Exactly reproduce the entries, dropping any pictures from your copy.

Saved data entries
________________________
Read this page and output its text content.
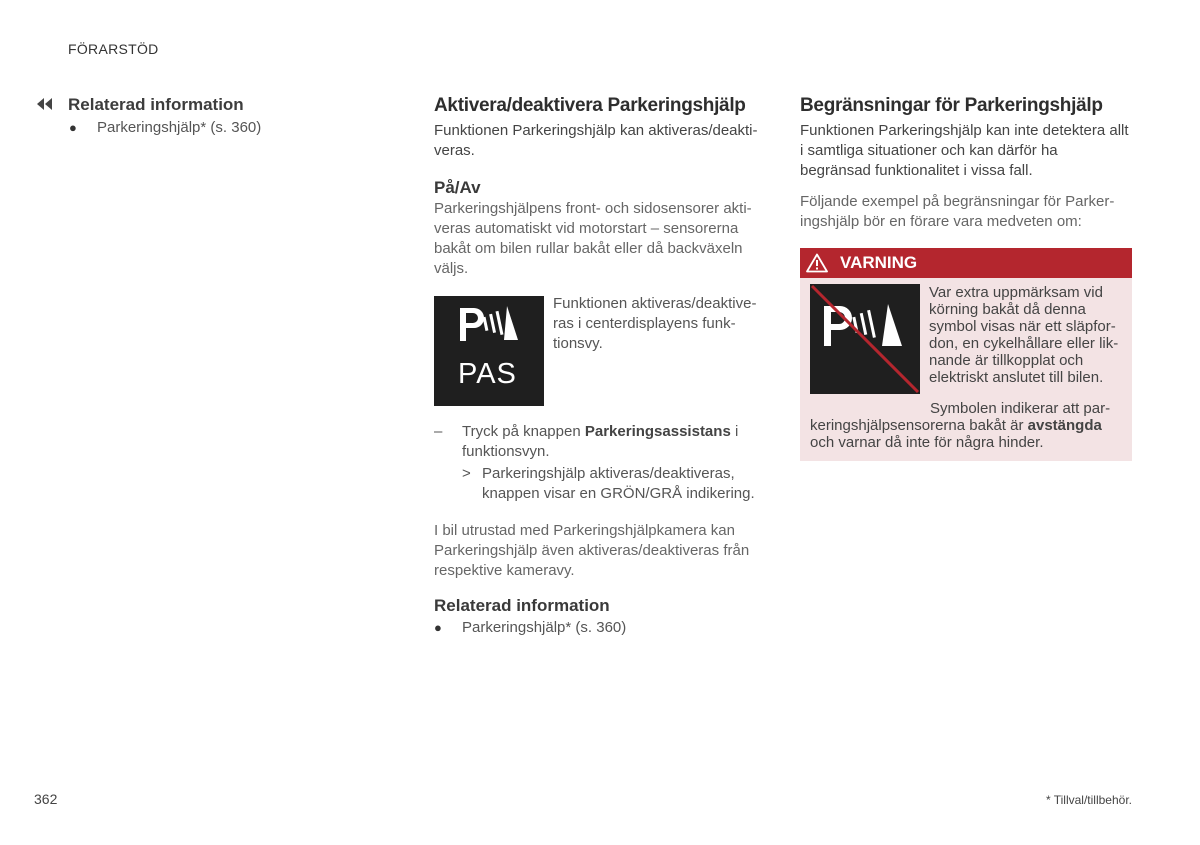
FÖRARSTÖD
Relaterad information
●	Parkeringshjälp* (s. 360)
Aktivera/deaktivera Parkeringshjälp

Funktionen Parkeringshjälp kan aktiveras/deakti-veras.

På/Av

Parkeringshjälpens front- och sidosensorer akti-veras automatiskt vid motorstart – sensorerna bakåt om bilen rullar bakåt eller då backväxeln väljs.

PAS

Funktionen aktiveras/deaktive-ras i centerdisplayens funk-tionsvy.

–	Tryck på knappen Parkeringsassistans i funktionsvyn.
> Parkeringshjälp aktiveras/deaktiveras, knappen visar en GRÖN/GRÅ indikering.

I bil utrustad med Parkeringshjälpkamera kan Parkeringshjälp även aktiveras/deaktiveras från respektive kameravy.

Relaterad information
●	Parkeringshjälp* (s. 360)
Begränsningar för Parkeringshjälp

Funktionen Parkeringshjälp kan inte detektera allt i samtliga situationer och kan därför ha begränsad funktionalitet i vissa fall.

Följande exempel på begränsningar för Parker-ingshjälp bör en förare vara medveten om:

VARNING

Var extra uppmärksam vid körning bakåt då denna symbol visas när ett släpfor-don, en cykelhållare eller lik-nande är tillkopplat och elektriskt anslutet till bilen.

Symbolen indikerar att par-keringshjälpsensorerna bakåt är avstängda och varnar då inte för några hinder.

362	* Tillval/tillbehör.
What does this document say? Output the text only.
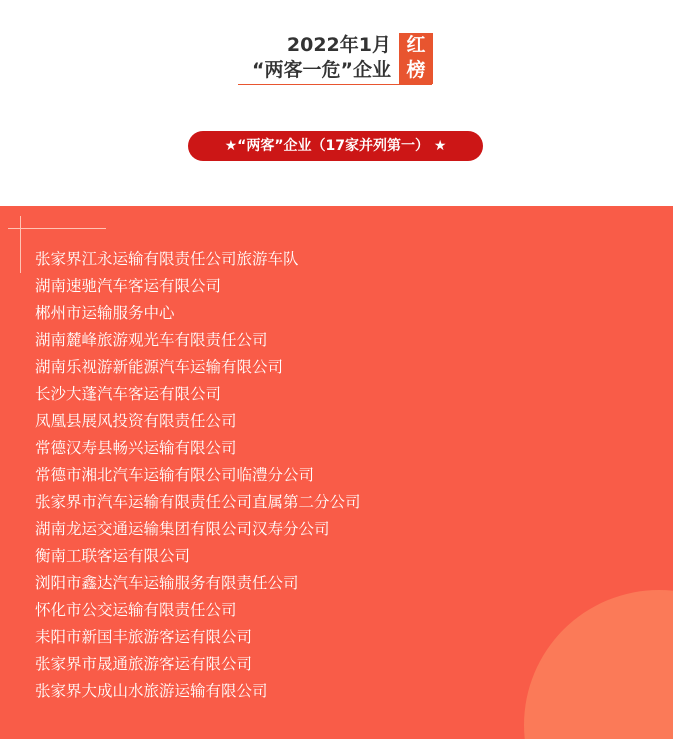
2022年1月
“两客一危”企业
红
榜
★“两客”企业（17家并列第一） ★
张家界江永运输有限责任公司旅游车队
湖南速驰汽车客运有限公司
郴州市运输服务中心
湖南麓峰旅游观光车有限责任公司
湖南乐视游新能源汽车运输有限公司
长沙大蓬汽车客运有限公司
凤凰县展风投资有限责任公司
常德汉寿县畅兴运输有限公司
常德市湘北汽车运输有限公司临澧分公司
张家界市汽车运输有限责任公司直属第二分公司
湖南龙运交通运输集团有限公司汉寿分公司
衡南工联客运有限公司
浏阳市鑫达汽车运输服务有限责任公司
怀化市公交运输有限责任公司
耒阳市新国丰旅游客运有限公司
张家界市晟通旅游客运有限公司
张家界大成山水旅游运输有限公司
________________________
#### [Response to this task]
Read this page and output its text content.
FÖRARSTÖD
Relaterad information
●	Parkeringshjälp* (s. 360)
Aktivera/deaktivera Parkeringshjälp

Funktionen Parkeringshjälp kan aktiveras/deakti-veras.

På/Av

Parkeringshjälpens front- och sidosensorer akti-veras automatiskt vid motorstart – sensorerna bakåt om bilen rullar bakåt eller då backväxeln väljs.

PAS

Funktionen aktiveras/deaktive-ras i centerdisplayens funk-tionsvy.

–	Tryck på knappen Parkeringsassistans i funktionsvyn.
> Parkeringshjälp aktiveras/deaktiveras, knappen visar en GRÖN/GRÅ indikering.

I bil utrustad med Parkeringshjälpkamera kan Parkeringshjälp även aktiveras/deaktiveras från respektive kameravy.

Relaterad information
●	Parkeringshjälp* (s. 360)
Begränsningar för Parkeringshjälp

Funktionen Parkeringshjälp kan inte detektera allt i samtliga situationer och kan därför ha begränsad funktionalitet i vissa fall.

Följande exempel på begränsningar för Parker-ingshjälp bör en förare vara medveten om:

VARNING

Var extra uppmärksam vid körning bakåt då denna symbol visas när ett släpfor-don, en cykelhållare eller lik-nande är tillkopplat och elektriskt anslutet till bilen.

Symbolen indikerar att par-keringshjälpsensorerna bakåt är avstängda och varnar då inte för några hinder.

362	* Tillval/tillbehör.
What does this document say? Output the text only.
2022年1月
“两客一危”企业
红
榜
★“两客”企业（17家并列第一） ★
张家界江永运输有限责任公司旅游车队
湖南速驰汽车客运有限公司
郴州市运输服务中心
湖南麓峰旅游观光车有限责任公司
湖南乐视游新能源汽车运输有限公司
长沙大蓬汽车客运有限公司
凤凰县展风投资有限责任公司
常德汉寿县畅兴运输有限公司
常德市湘北汽车运输有限公司临澧分公司
张家界市汽车运输有限责任公司直属第二分公司
湖南龙运交通运输集团有限公司汉寿分公司
衡南工联客运有限公司
浏阳市鑫达汽车运输服务有限责任公司
怀化市公交运输有限责任公司
耒阳市新国丰旅游客运有限公司
张家界市晟通旅游客运有限公司
张家界大成山水旅游运输有限公司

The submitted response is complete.